Start PROVIDED RECORDS

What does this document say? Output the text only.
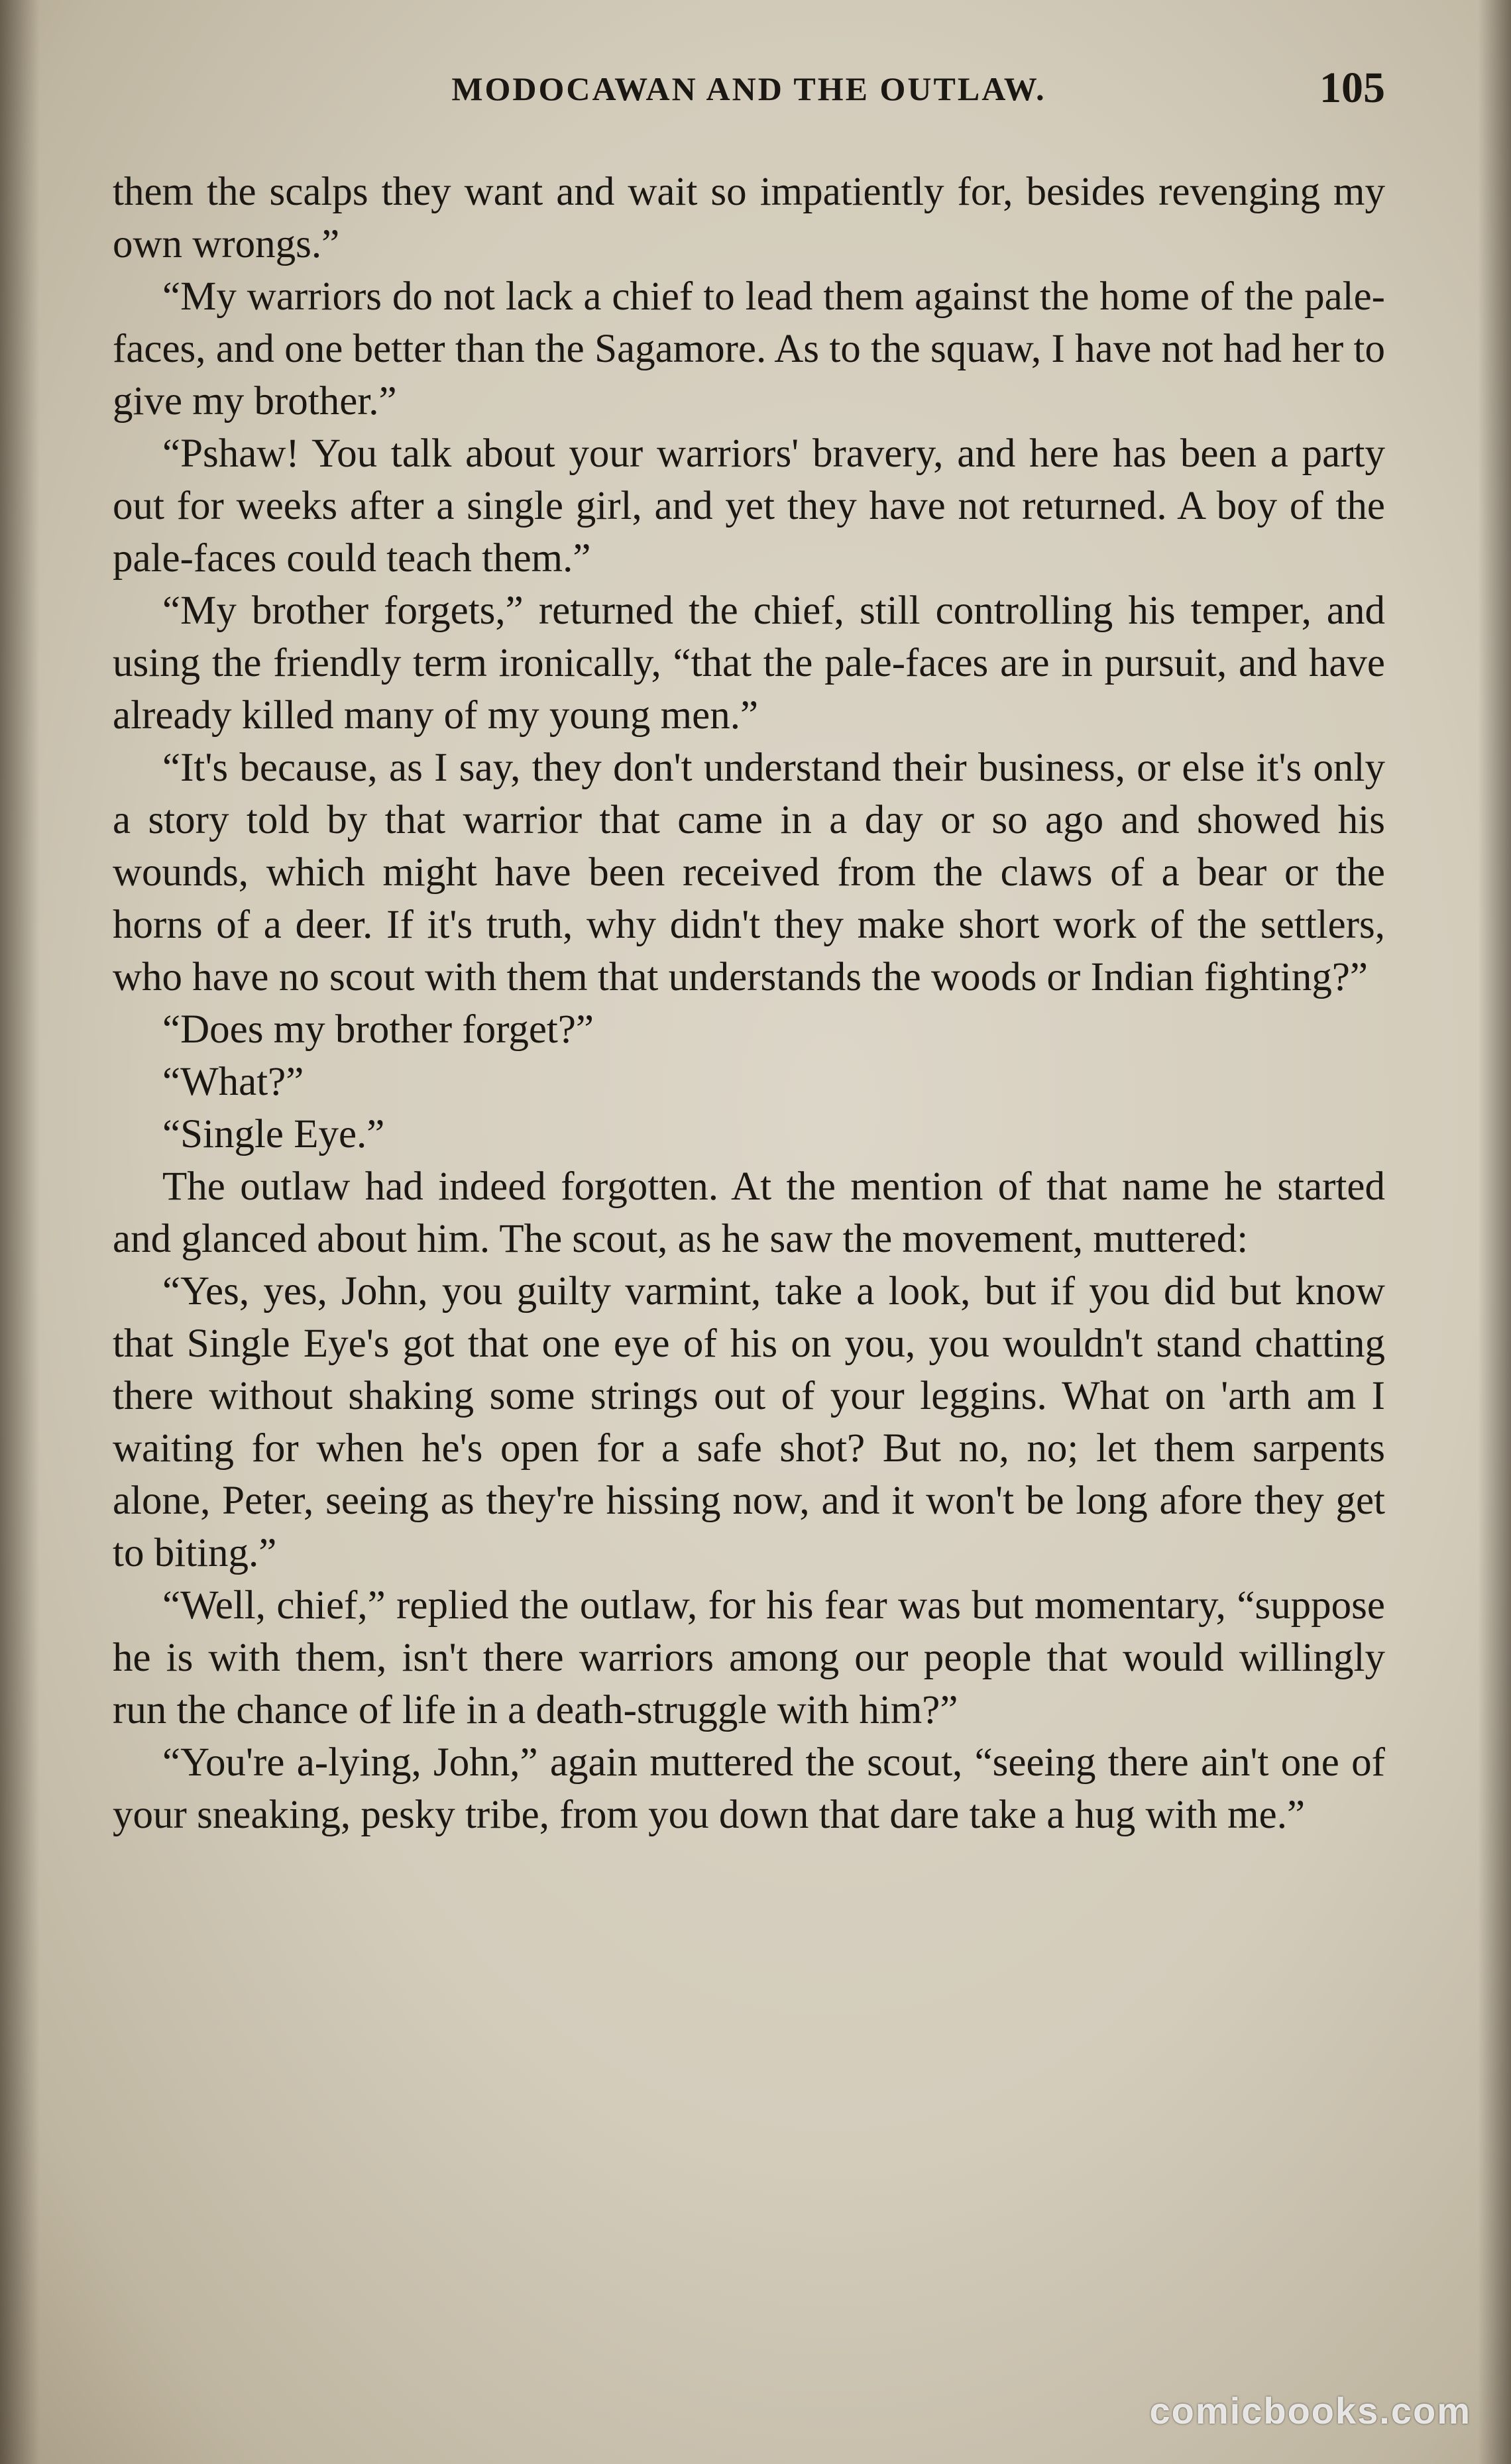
MODOCAWAN AND THE OUTLAW.	105

them the scalps they want and wait so impatiently for, besides revenging my own wrongs.”

“My warriors do not lack a chief to lead them against the home of the pale-faces, and one better than the Sagamore. As to the squaw, I have not had her to give my brother.”

“Pshaw! You talk about your warriors' bravery, and here has been a party out for weeks after a single girl, and yet they have not returned. A boy of the pale-faces could teach them.”

“My brother forgets,” returned the chief, still controlling his temper, and using the friendly term ironically, “that the pale-faces are in pursuit, and have already killed many of my young men.”

“It's because, as I say, they don't understand their business, or else it's only a story told by that warrior that came in a day or so ago and showed his wounds, which might have been received from the claws of a bear or the horns of a deer. If it's truth, why didn't they make short work of the settlers, who have no scout with them that understands the woods or Indian fighting?”

“Does my brother forget?”

“What?”

“Single Eye.”

The outlaw had indeed forgotten. At the mention of that name he started and glanced about him. The scout, as he saw the movement, muttered:

“Yes, yes, John, you guilty varmint, take a look, but if you did but know that Single Eye's got that one eye of his on you, you wouldn't stand chatting there without shaking some strings out of your leggins. What on 'arth am I waiting for when he's open for a safe shot? But no, no; let them sarpents alone, Peter, seeing as they're hissing now, and it won't be long afore they get to biting.”

“Well, chief,” replied the outlaw, for his fear was but momentary, “suppose he is with them, isn't there warriors among our people that would willingly run the chance of life in a death-struggle with him?”

“You're a-lying, John,” again muttered the scout, “seeing there ain't one of your sneaking, pesky tribe, from you down that dare take a hug with me.”

comicbooks.com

End PROVIDED RECORDS

■ PROBLEM STATEMENT:
Quote everything in the listing above exactly; pictures are the only thing to omit.

■ COMPLETE RESPONSE:
What does this document say? Output the text only.
MODOCAWAN AND THE OUTLAW.	105

them the scalps they want and wait so impatiently for, besides revenging my own wrongs.”

“My warriors do not lack a chief to lead them against the home of the pale-faces, and one better than the Sagamore. As to the squaw, I have not had her to give my brother.”

“Pshaw! You talk about your warriors' bravery, and here has been a party out for weeks after a single girl, and yet they have not returned. A boy of the pale-faces could teach them.”

“My brother forgets,” returned the chief, still controlling his temper, and using the friendly term ironically, “that the pale-faces are in pursuit, and have already killed many of my young men.”

“It's because, as I say, they don't understand their business, or else it's only a story told by that warrior that came in a day or so ago and showed his wounds, which might have been received from the claws of a bear or the horns of a deer. If it's truth, why didn't they make short work of the settlers, who have no scout with them that understands the woods or Indian fighting?”

“Does my brother forget?”

“What?”

“Single Eye.”

The outlaw had indeed forgotten. At the mention of that name he started and glanced about him. The scout, as he saw the movement, muttered:

“Yes, yes, John, you guilty varmint, take a look, but if you did but know that Single Eye's got that one eye of his on you, you wouldn't stand chatting there without shaking some strings out of your leggins. What on 'arth am I waiting for when he's open for a safe shot? But no, no; let them sarpents alone, Peter, seeing as they're hissing now, and it won't be long afore they get to biting.”

“Well, chief,” replied the outlaw, for his fear was but momentary, “suppose he is with them, isn't there warriors among our people that would willingly run the chance of life in a death-struggle with him?”

“You're a-lying, John,” again muttered the scout, “seeing there ain't one of your sneaking, pesky tribe, from you down that dare take a hug with me.”

comicbooks.com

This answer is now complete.